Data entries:
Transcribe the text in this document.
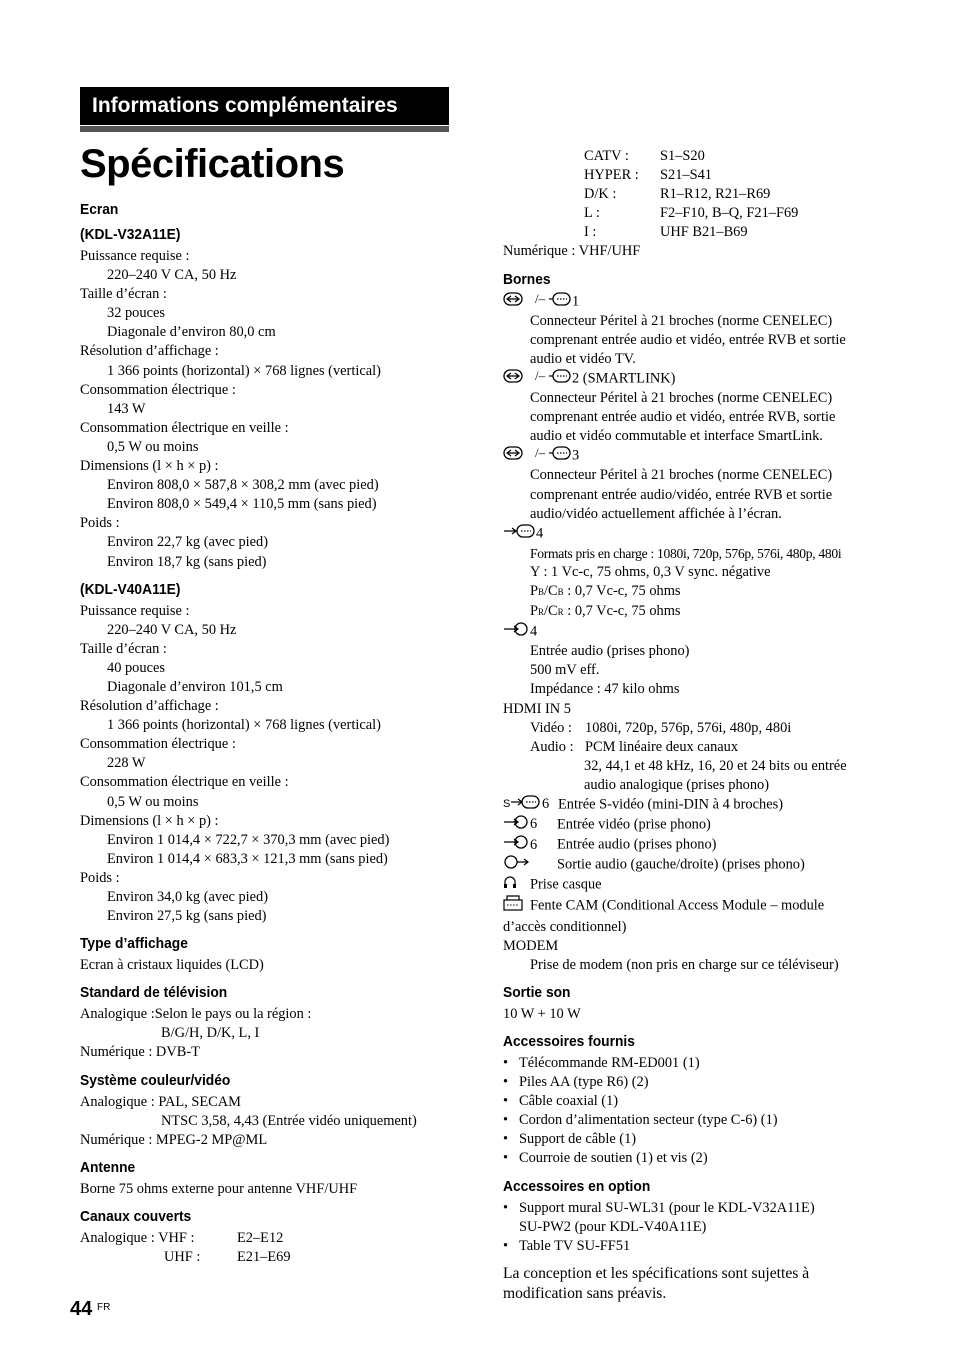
Informations complémentaires
Spécifications
Ecran
(KDL-V32A11E)
Puissance requise :
220–240 V CA, 50 Hz
Taille d’écran :
32 pouces
Diagonale d’environ 80,0 cm
Résolution d’affichage :
1 366 points (horizontal) × 768 lignes (vertical)
Consommation électrique :
143 W
Consommation électrique en veille :
0,5 W ou moins
Dimensions (l × h × p) :
Environ 808,0 × 587,8 × 308,2 mm (avec pied)
Environ 808,0 × 549,4 × 110,5 mm (sans pied)
Poids :
Environ 22,7 kg (avec pied)
Environ 18,7 kg (sans pied)
(KDL-V40A11E)
Puissance requise :
220–240 V CA, 50 Hz
Taille d’écran :
40 pouces
Diagonale d’environ 101,5 cm
Résolution d’affichage :
1 366 points (horizontal) × 768 lignes (vertical)
Consommation électrique :
228 W
Consommation électrique en veille :
0,5 W ou moins
Dimensions (l × h × p) :
Environ 1 014,4 × 722,7 × 370,3 mm (avec pied)
Environ 1 014,4 × 683,3 × 121,3 mm (sans pied)
Poids :
Environ 34,0 kg (avec pied)
Environ 27,5 kg (sans pied)
Type d’affichage
Ecran à cristaux liquides (LCD)
Standard de télévision
Analogique :Selon le pays ou la région :
B/G/H, D/K, L, I
Numérique : DVB-T
Système couleur/vidéo
Analogique : PAL, SECAM
NTSC 3,58, 4,43 (Entrée vidéo uniquement)
Numérique : MPEG-2 MP@ML
Antenne
Borne 75 ohms externe pour antenne VHF/UHF
Canaux couverts
Analogique : VHF :	E2–E12
UHF :	E21–E69
CATV : S1–S20
HYPER : S21–S41
D/K :	R1–R12, R21–R69
L :	F2–F10, B–Q, F21–F69
I :	UHF B21–B69
Numérique : VHF/UHF
Bornes
/– 1
Connecteur Péritel à 21 broches (norme CENELEC)
comprenant entrée audio et vidéo, entrée RVB et sortie
audio et vidéo TV.
/– 2 (SMARTLINK)
Connecteur Péritel à 21 broches (norme CENELEC)
comprenant entrée audio et vidéo, entrée RVB, sortie
audio et vidéo commutable et interface SmartLink.
/– 3
Connecteur Péritel à 21 broches (norme CENELEC)
comprenant entrée audio/vidéo, entrée RVB et sortie
audio/vidéo actuellement affichée à l’écran.
4
Formats pris en charge : 1080i, 720p, 576p, 576i, 480p, 480i
Y : 1 Vc-c, 75 ohms, 0,3 V sync. négative
PB/CB : 0,7 Vc-c, 75 ohms
PR/CR : 0,7 Vc-c, 75 ohms
4
Entrée audio (prises phono)
500 mV eff.
Impédance : 47 kilo ohms
HDMI IN 5
Vidéo : 1080i, 720p, 576p, 576i, 480p, 480i
Audio : PCM linéaire deux canaux
32, 44,1 et 48 kHz, 16, 20 et 24 bits ou entrée
audio analogique (prises phono)
S 6 Entrée S-vidéo (mini-DIN à 4 broches)
6 Entrée vidéo (prise phono)
6 Entrée audio (prises phono)
Sortie audio (gauche/droite) (prises phono)
Prise casque
Fente CAM (Conditional Access Module – module
d’accès conditionnel)
MODEM
Prise de modem (non pris en charge sur ce téléviseur)
Sortie son
10 W + 10 W
Accessoires fournis
• Télécommande RM-ED001 (1)
• Piles AA (type R6) (2)
• Câble coaxial (1)
• Cordon d’alimentation secteur (type C-6) (1)
• Support de câble (1)
• Courroie de soutien (1) et vis (2)
Accessoires en option
• Support mural SU-WL31 (pour le KDL-V32A11E)
SU-PW2 (pour KDL-V40A11E)
• Table TV SU-FF51
La conception et les spécifications sont sujettes à
modification sans préavis.
44 FR
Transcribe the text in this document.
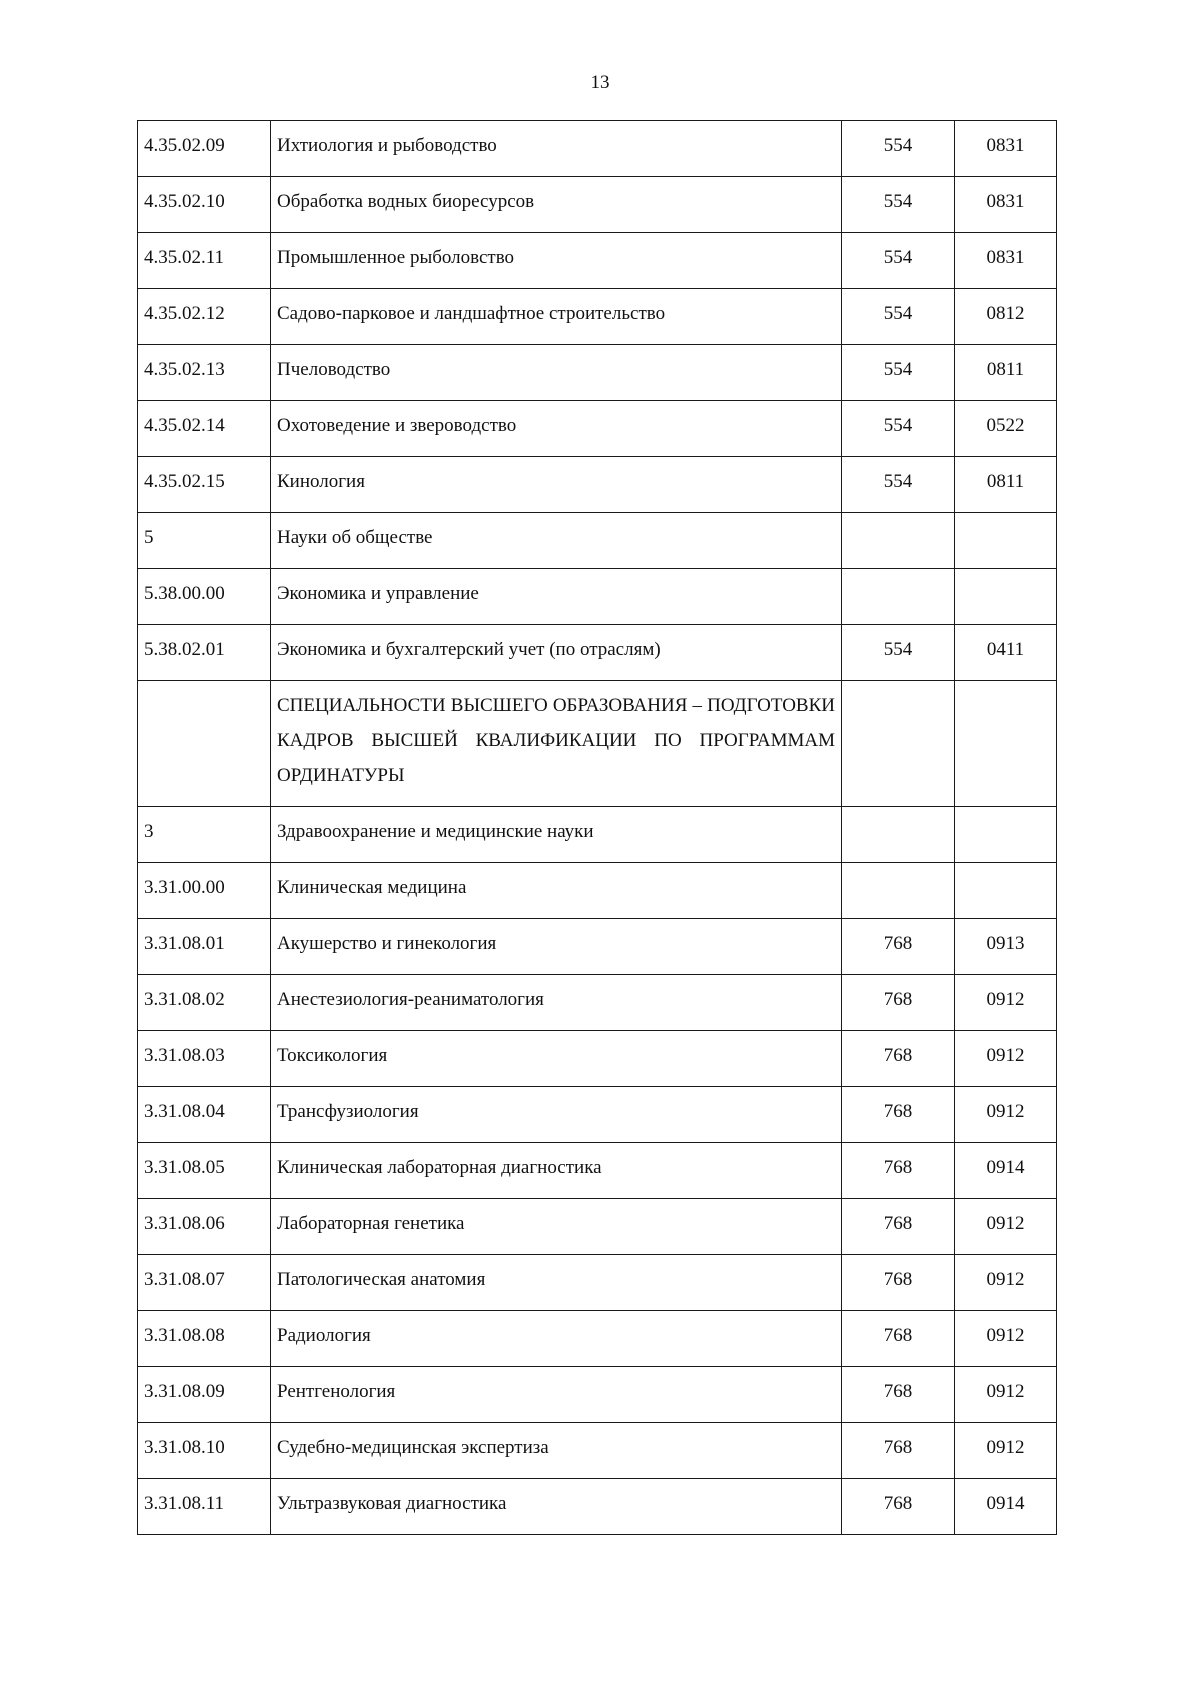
13
4.35.02.09	Ихтиология и рыбоводство	554	0831
4.35.02.10	Обработка водных биоресурсов	554	0831
4.35.02.11	Промышленное рыболовство	554	0831
4.35.02.12	Садово-парковое и ландшафтное строительство	554	0812
4.35.02.13	Пчеловодство	554	0811
4.35.02.14	Охотоведение и звероводство	554	0522
4.35.02.15	Кинология	554	0811
5	Науки об обществе		
5.38.00.00	Экономика и управление		
5.38.02.01	Экономика и бухгалтерский учет (по отраслям)	554	0411
	СПЕЦИАЛЬНОСТИ ВЫСШЕГО ОБРАЗОВАНИЯ – ПОДГОТОВКИ КАДРОВ ВЫСШЕЙ КВАЛИФИКАЦИИ ПО ПРОГРАММАМ ОРДИНАТУРЫ		
3	Здравоохранение и медицинские науки		
3.31.00.00	Клиническая медицина		
3.31.08.01	Акушерство и гинекология	768	0913
3.31.08.02	Анестезиология-реаниматология	768	0912
3.31.08.03	Токсикология	768	0912
3.31.08.04	Трансфузиология	768	0912
3.31.08.05	Клиническая лабораторная диагностика	768	0914
3.31.08.06	Лабораторная генетика	768	0912
3.31.08.07	Патологическая анатомия	768	0912
3.31.08.08	Радиология	768	0912
3.31.08.09	Рентгенология	768	0912
3.31.08.10	Судебно-медицинская экспертиза	768	0912
3.31.08.11	Ультразвуковая диагностика	768	0914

Aim: Copy all the data exactly as written, but skip any picture.

Written answer:
Transcribe the text in this document.
Informations complémentaires
Spécifications
Ecran
(KDL-V32A11E)
Puissance requise :
220–240 V CA, 50 Hz
Taille d’écran :
32 pouces
Diagonale d’environ 80,0 cm
Résolution d’affichage :
1 366 points (horizontal) × 768 lignes (vertical)
Consommation électrique :
143 W
Consommation électrique en veille :
0,5 W ou moins
Dimensions (l × h × p) :
Environ 808,0 × 587,8 × 308,2 mm (avec pied)
Environ 808,0 × 549,4 × 110,5 mm (sans pied)
Poids :
Environ 22,7 kg (avec pied)
Environ 18,7 kg (sans pied)
(KDL-V40A11E)
Puissance requise :
220–240 V CA, 50 Hz
Taille d’écran :
40 pouces
Diagonale d’environ 101,5 cm
Résolution d’affichage :
1 366 points (horizontal) × 768 lignes (vertical)
Consommation électrique :
228 W
Consommation électrique en veille :
0,5 W ou moins
Dimensions (l × h × p) :
Environ 1 014,4 × 722,7 × 370,3 mm (avec pied)
Environ 1 014,4 × 683,3 × 121,3 mm (sans pied)
Poids :
Environ 34,0 kg (avec pied)
Environ 27,5 kg (sans pied)
Type d’affichage
Ecran à cristaux liquides (LCD)
Standard de télévision
Analogique :Selon le pays ou la région :
B/G/H, D/K, L, I
Numérique : DVB-T
Système couleur/vidéo
Analogique : PAL, SECAM
NTSC 3,58, 4,43 (Entrée vidéo uniquement)
Numérique : MPEG-2 MP@ML
Antenne
Borne 75 ohms externe pour antenne VHF/UHF
Canaux couverts
Analogique : VHF :	E2–E12
UHF :	E21–E69
CATV : S1–S20
HYPER : S21–S41
D/K :	R1–R12, R21–R69
L :	F2–F10, B–Q, F21–F69
I :	UHF B21–B69
Numérique : VHF/UHF
Bornes
/– 1
Connecteur Péritel à 21 broches (norme CENELEC)
comprenant entrée audio et vidéo, entrée RVB et sortie
audio et vidéo TV.
/– 2 (SMARTLINK)
Connecteur Péritel à 21 broches (norme CENELEC)
comprenant entrée audio et vidéo, entrée RVB, sortie
audio et vidéo commutable et interface SmartLink.
/– 3
Connecteur Péritel à 21 broches (norme CENELEC)
comprenant entrée audio/vidéo, entrée RVB et sortie
audio/vidéo actuellement affichée à l’écran.
4
Formats pris en charge : 1080i, 720p, 576p, 576i, 480p, 480i
Y : 1 Vc-c, 75 ohms, 0,3 V sync. négative
PB/CB : 0,7 Vc-c, 75 ohms
PR/CR : 0,7 Vc-c, 75 ohms
4
Entrée audio (prises phono)
500 mV eff.
Impédance : 47 kilo ohms
HDMI IN 5
Vidéo : 1080i, 720p, 576p, 576i, 480p, 480i
Audio : PCM linéaire deux canaux
32, 44,1 et 48 kHz, 16, 20 et 24 bits ou entrée
audio analogique (prises phono)
S 6 Entrée S-vidéo (mini-DIN à 4 broches)
6 Entrée vidéo (prise phono)
6 Entrée audio (prises phono)
Sortie audio (gauche/droite) (prises phono)
Prise casque
Fente CAM (Conditional Access Module – module
d’accès conditionnel)
MODEM
Prise de modem (non pris en charge sur ce téléviseur)
Sortie son
10 W + 10 W
Accessoires fournis
• Télécommande RM-ED001 (1)
• Piles AA (type R6) (2)
• Câble coaxial (1)
• Cordon d’alimentation secteur (type C-6) (1)
• Support de câble (1)
• Courroie de soutien (1) et vis (2)
Accessoires en option
• Support mural SU-WL31 (pour le KDL-V32A11E)
SU-PW2 (pour KDL-V40A11E)
• Table TV SU-FF51
La conception et les spécifications sont sujettes à
modification sans préavis.
44 FR
Transcribe the text in this document.
13
4.35.02.09	Ихтиология и рыбоводство	554	0831
4.35.02.10	Обработка водных биоресурсов	554	0831
4.35.02.11	Промышленное рыболовство	554	0831
4.35.02.12	Садово-парковое и ландшафтное строительство	554	0812
4.35.02.13	Пчеловодство	554	0811
4.35.02.14	Охотоведение и звероводство	554	0522
4.35.02.15	Кинология	554	0811
5	Науки об обществе		
5.38.00.00	Экономика и управление		
5.38.02.01	Экономика и бухгалтерский учет (по отраслям)	554	0411
	СПЕЦИАЛЬНОСТИ ВЫСШЕГО ОБРАЗОВАНИЯ – ПОДГОТОВКИ КАДРОВ ВЫСШЕЙ КВАЛИФИКАЦИИ ПО ПРОГРАММАМ ОРДИНАТУРЫ		
3	Здравоохранение и медицинские науки		
3.31.00.00	Клиническая медицина		
3.31.08.01	Акушерство и гинекология	768	0913
3.31.08.02	Анестезиология-реаниматология	768	0912
3.31.08.03	Токсикология	768	0912
3.31.08.04	Трансфузиология	768	0912
3.31.08.05	Клиническая лабораторная диагностика	768	0914
3.31.08.06	Лабораторная генетика	768	0912
3.31.08.07	Патологическая анатомия	768	0912
3.31.08.08	Радиология	768	0912
3.31.08.09	Рентгенология	768	0912
3.31.08.10	Судебно-медицинская экспертиза	768	0912
3.31.08.11	Ультразвуковая диагностика	768	0914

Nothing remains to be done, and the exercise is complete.